■ **WHAT IS BEING ASKED**
Extract each line of the records below that contains the word "numbers".
─── RECORDS ───
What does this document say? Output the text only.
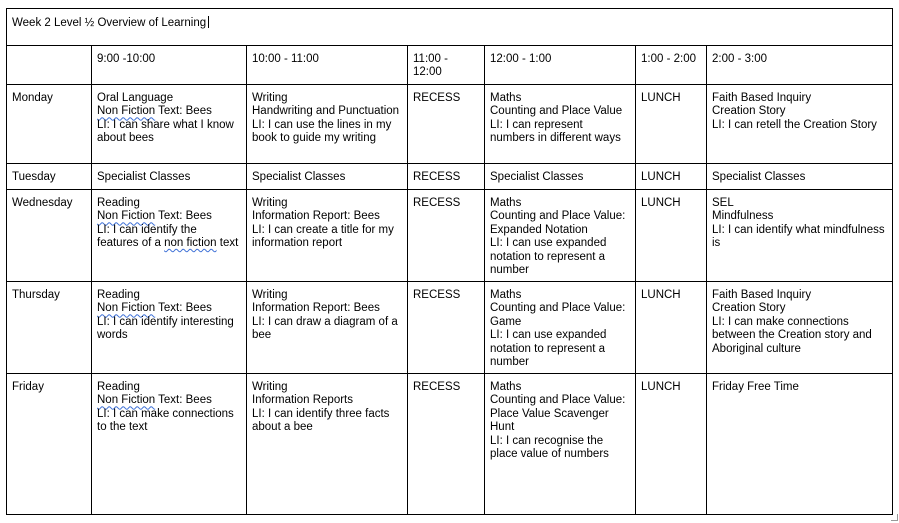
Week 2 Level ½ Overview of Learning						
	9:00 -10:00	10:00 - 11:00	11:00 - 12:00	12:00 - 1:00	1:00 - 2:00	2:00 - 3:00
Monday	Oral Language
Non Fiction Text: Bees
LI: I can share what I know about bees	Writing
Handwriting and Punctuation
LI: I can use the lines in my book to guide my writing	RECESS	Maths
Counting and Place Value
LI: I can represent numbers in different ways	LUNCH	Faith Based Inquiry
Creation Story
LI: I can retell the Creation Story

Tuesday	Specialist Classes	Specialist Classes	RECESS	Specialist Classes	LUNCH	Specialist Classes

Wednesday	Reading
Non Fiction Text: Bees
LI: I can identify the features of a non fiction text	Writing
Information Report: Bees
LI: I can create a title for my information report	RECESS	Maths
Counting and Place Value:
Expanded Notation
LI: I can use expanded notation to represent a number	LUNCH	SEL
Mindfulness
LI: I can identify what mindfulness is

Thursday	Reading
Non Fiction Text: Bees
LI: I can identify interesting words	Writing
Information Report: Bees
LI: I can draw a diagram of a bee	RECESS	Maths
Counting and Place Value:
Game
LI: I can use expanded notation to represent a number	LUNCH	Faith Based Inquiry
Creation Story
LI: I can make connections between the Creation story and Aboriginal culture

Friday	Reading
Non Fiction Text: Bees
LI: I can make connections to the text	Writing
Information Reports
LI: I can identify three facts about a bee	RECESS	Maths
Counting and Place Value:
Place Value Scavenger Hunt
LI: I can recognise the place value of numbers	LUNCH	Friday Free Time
───
■ **EXPECTED ANSWER**
LI: I can represent numbers in different ways	LUNCH	Faith Based Inquiry
LI: I can recognise the place value of numbers	LUNCH	Friday Free Time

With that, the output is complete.